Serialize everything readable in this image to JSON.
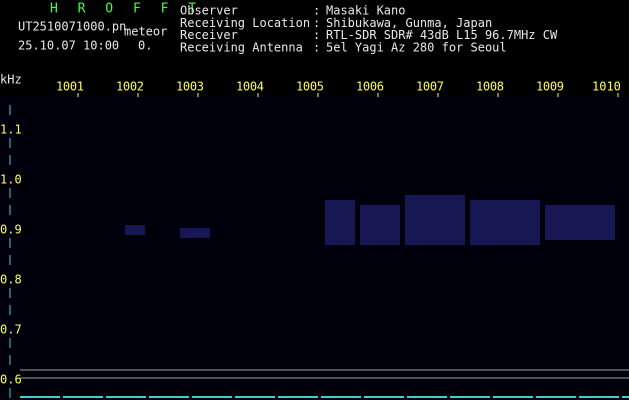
{
  "header": {
    "program": "H R O F F T",
    "file": "UT2510071000.pn",
    "mode": "meteor",
    "datetime": "25.10.07 10:00",
    "count": "0."
  },
  "info": {
    "separator": ":",
    "rows": [
      {
        "label": "Observer",
        "value": "Masaki Kano"
      },
      {
        "label": "Receiving Location",
        "value": "Shibukawa, Gunma, Japan"
      },
      {
        "label": "Receiver",
        "value": "RTL-SDR SDR# 43dB L15 96.7MHz CW"
      },
      {
        "label": "Receiving Antenna",
        "value": "5el Yagi Az 280 for Seoul"
      }
    ]
  },
  "axis": {
    "unit": "kHz",
    "time_labels": [
      "1001",
      "1002",
      "1003",
      "1004",
      "1005",
      "1006",
      "1007",
      "1008",
      "1009",
      "1010"
    ],
    "freq_labels": [
      "1.1",
      "1.0",
      "0.9",
      "0.8",
      "0.7",
      "0.6"
    ]
  }
}
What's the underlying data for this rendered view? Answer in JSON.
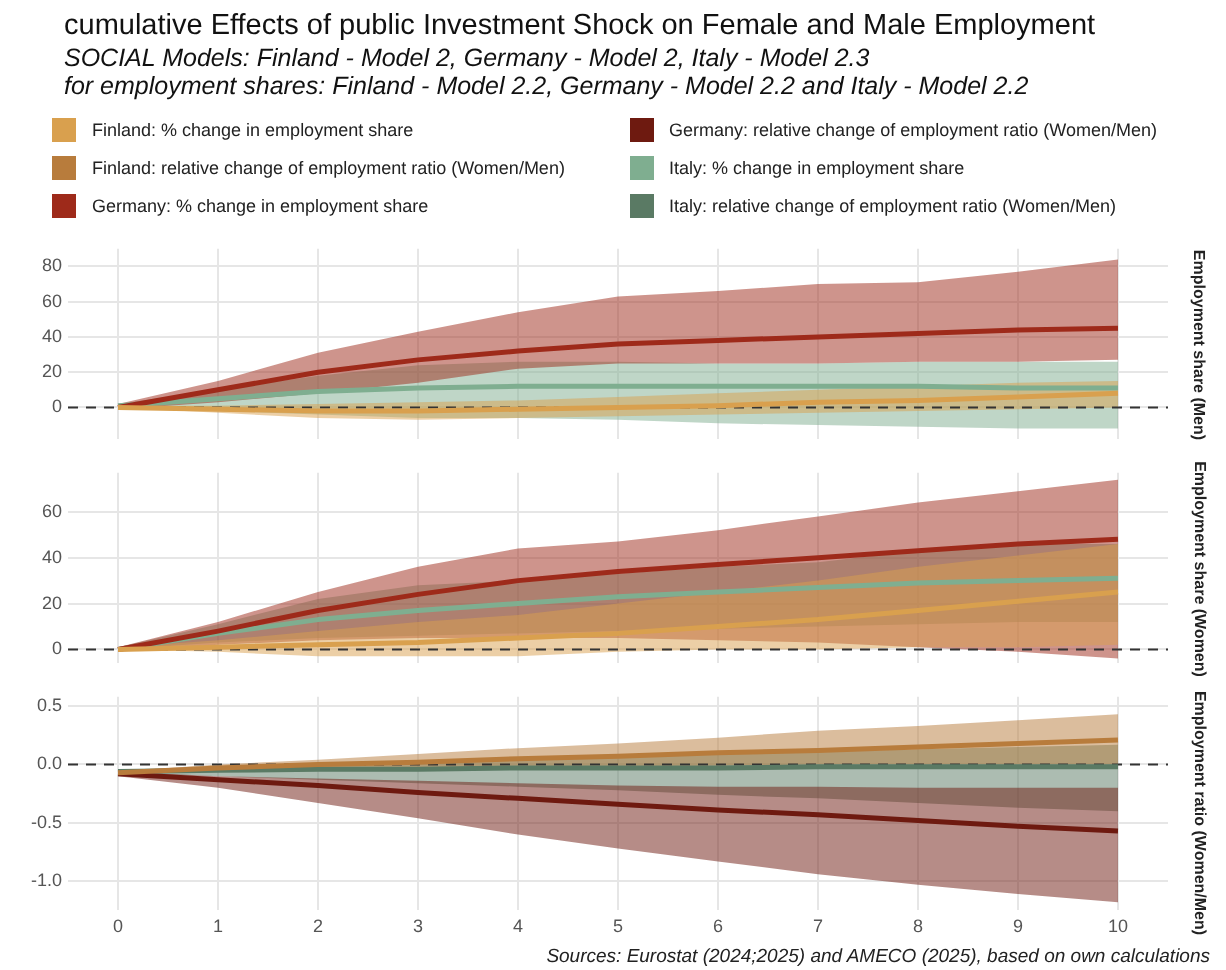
{
  "chart_data": [
    {
      "type": "line",
      "title": "cumulative Effects of public Investment Shock on Female and Male Employment",
      "subtitle": "SOCIAL Models: Finland - Model 2, Germany - Model 2, Italy - Model 2.3\nfor employment shares: Finland - Model 2.2, Germany - Model 2.2 and Italy - Model 2.2",
      "ylabel": "Employment share (Men)",
      "x": [
        0,
        1,
        2,
        3,
        4,
        5,
        6,
        7,
        8,
        9,
        10
      ],
      "xlim": [
        -0.5,
        10.5
      ],
      "xticks": [
        0,
        1,
        2,
        3,
        4,
        5,
        6,
        7,
        8,
        9,
        10
      ],
      "ylim": [
        -18,
        90
      ],
      "yticks": [
        0,
        20,
        40,
        60,
        80
      ],
      "grid": true,
      "legend": "top",
      "tick_labels": "y",
      "marker": "none",
      "line_style": "solid",
      "ref_lines": [
        {
          "axis": "y",
          "value": 0,
          "color": "#333333",
          "line_style": "dashed"
        }
      ],
      "series": [
        {
          "name": "Finland: % change in employment share",
          "color": "#d9a04e",
          "values": [
            0,
            -1,
            -2,
            -2,
            -1,
            0,
            1,
            3,
            4,
            6,
            8
          ],
          "lower": [
            0,
            -3,
            -6,
            -7,
            -6,
            -5,
            -4,
            -3,
            -2,
            -1,
            0
          ],
          "upper": [
            1,
            1,
            2,
            3,
            4,
            6,
            8,
            10,
            12,
            14,
            15
          ]
        },
        {
          "name": "Germany: % change in employment share",
          "color": "#9e2a1a",
          "values": [
            0,
            10,
            20,
            27,
            32,
            36,
            38,
            40,
            42,
            44,
            45
          ],
          "lower": [
            -1,
            3,
            8,
            14,
            22,
            25,
            25,
            25,
            26,
            26,
            27
          ],
          "upper": [
            2,
            15,
            31,
            43,
            54,
            63,
            66,
            70,
            71,
            77,
            84
          ]
        },
        {
          "name": "Italy: % change in employment share",
          "color": "#7fae90",
          "values": [
            1,
            5,
            9,
            11,
            12,
            12,
            12,
            12,
            12,
            11,
            11
          ],
          "lower": [
            0,
            -2,
            -4,
            -6,
            -6,
            -7,
            -9,
            -10,
            -11,
            -12,
            -12
          ],
          "upper": [
            2,
            10,
            18,
            24,
            26,
            26,
            25,
            25,
            26,
            26,
            26
          ]
        }
      ]
    },
    {
      "type": "line",
      "ylabel": "Employment share (Women)",
      "x": [
        0,
        1,
        2,
        3,
        4,
        5,
        6,
        7,
        8,
        9,
        10
      ],
      "xlim": [
        -0.5,
        10.5
      ],
      "xticks": [
        0,
        1,
        2,
        3,
        4,
        5,
        6,
        7,
        8,
        9,
        10
      ],
      "ylim": [
        -6,
        77
      ],
      "yticks": [
        0,
        20,
        40,
        60
      ],
      "grid": true,
      "tick_labels": "y",
      "marker": "none",
      "line_style": "solid",
      "ref_lines": [
        {
          "axis": "y",
          "value": 0,
          "color": "#333333",
          "line_style": "dashed"
        }
      ],
      "series": [
        {
          "color": "#d9a04e",
          "values": [
            0,
            1,
            2,
            3,
            5,
            7,
            10,
            13,
            17,
            21,
            25
          ],
          "lower": [
            0,
            -1,
            -3,
            -3,
            -3,
            -1,
            0,
            0,
            1,
            1,
            2
          ],
          "upper": [
            1,
            4,
            8,
            12,
            15,
            20,
            25,
            30,
            36,
            41,
            46
          ]
        },
        {
          "color": "#9e2a1a",
          "values": [
            0,
            8,
            17,
            24,
            30,
            34,
            37,
            40,
            43,
            46,
            48
          ],
          "lower": [
            -1,
            2,
            4,
            5,
            5,
            5,
            4,
            3,
            1,
            -1,
            -4
          ],
          "upper": [
            1,
            12,
            25,
            36,
            44,
            47,
            52,
            58,
            64,
            69,
            74
          ]
        },
        {
          "color": "#7fae90",
          "values": [
            0,
            7,
            13,
            17,
            20,
            23,
            25,
            27,
            29,
            30,
            31
          ],
          "lower": [
            0,
            3,
            5,
            6,
            7,
            8,
            9,
            10,
            11,
            12,
            12
          ],
          "upper": [
            1,
            11,
            22,
            28,
            30,
            33,
            36,
            38,
            43,
            46,
            46
          ]
        }
      ]
    },
    {
      "type": "line",
      "ylabel": "Employment ratio (Women/Men)",
      "x": [
        0,
        1,
        2,
        3,
        4,
        5,
        6,
        7,
        8,
        9,
        10
      ],
      "xlim": [
        -0.5,
        10.5
      ],
      "xticks": [
        0,
        1,
        2,
        3,
        4,
        5,
        6,
        7,
        8,
        9,
        10
      ],
      "ylim": [
        -1.25,
        0.58
      ],
      "yticks": [
        {
          "value": -1,
          "label": "-1.0"
        },
        {
          "value": -0.5,
          "label": "-0.5"
        },
        {
          "value": 0,
          "label": "0.0"
        },
        {
          "value": 0.5,
          "label": "0.5"
        }
      ],
      "grid": true,
      "legend": "top",
      "marker": "none",
      "line_style": "solid",
      "ref_lines": [
        {
          "axis": "y",
          "value": 0,
          "color": "#333333",
          "line_style": "dashed"
        }
      ],
      "annotations": [
        "Sources: Eurostat (2024;2025) and AMECO (2025), based on own calculations"
      ],
      "series": [
        {
          "name": "Finland: relative change of employment ratio (Women/Men)",
          "color": "#b87c3c",
          "values": [
            -0.07,
            -0.03,
            0,
            0.02,
            0.05,
            0.07,
            0.1,
            0.12,
            0.15,
            0.18,
            0.21
          ],
          "lower": [
            -0.08,
            -0.06,
            -0.05,
            -0.04,
            -0.03,
            -0.02,
            -0.01,
            0,
            0,
            0,
            0
          ],
          "upper": [
            -0.06,
            0,
            0.04,
            0.09,
            0.14,
            0.18,
            0.23,
            0.29,
            0.33,
            0.38,
            0.43
          ]
        },
        {
          "name": "Germany: relative change of employment ratio (Women/Men)",
          "color": "#6e1a10",
          "values": [
            -0.08,
            -0.13,
            -0.18,
            -0.24,
            -0.29,
            -0.34,
            -0.39,
            -0.43,
            -0.48,
            -0.53,
            -0.57
          ],
          "lower": [
            -0.1,
            -0.2,
            -0.33,
            -0.46,
            -0.6,
            -0.72,
            -0.83,
            -0.94,
            -1.03,
            -1.11,
            -1.18
          ],
          "upper": [
            -0.06,
            -0.1,
            -0.12,
            -0.14,
            -0.16,
            -0.18,
            -0.19,
            -0.19,
            -0.2,
            -0.2,
            -0.2
          ]
        },
        {
          "name": "Italy: relative change of employment ratio (Women/Men)",
          "color": "#5a7a64",
          "values": [
            -0.06,
            -0.05,
            -0.04,
            -0.04,
            -0.03,
            -0.03,
            -0.03,
            -0.02,
            -0.02,
            -0.02,
            -0.02
          ],
          "lower": [
            -0.07,
            -0.1,
            -0.13,
            -0.16,
            -0.19,
            -0.22,
            -0.26,
            -0.29,
            -0.33,
            -0.37,
            -0.4
          ],
          "upper": [
            -0.05,
            -0.02,
            0.01,
            0.03,
            0.05,
            0.07,
            0.09,
            0.11,
            0.13,
            0.15,
            0.17
          ]
        }
      ]
    }
  ]
}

== Given task ==
Copy every line above in which the string "Finland" shows up.

== Finished exercise ==
      "subtitle": "SOCIAL Models: Finland - Model 2, Germany - Model 2, Italy - Model 2.3\nfor employment shares: Finland - Model 2.2, Germany - Model 2.2 and Italy - Model 2.2",
          "name": "Finland: % change in employment share",
          "name": "Finland: relative change of employment ratio (Women/Men)",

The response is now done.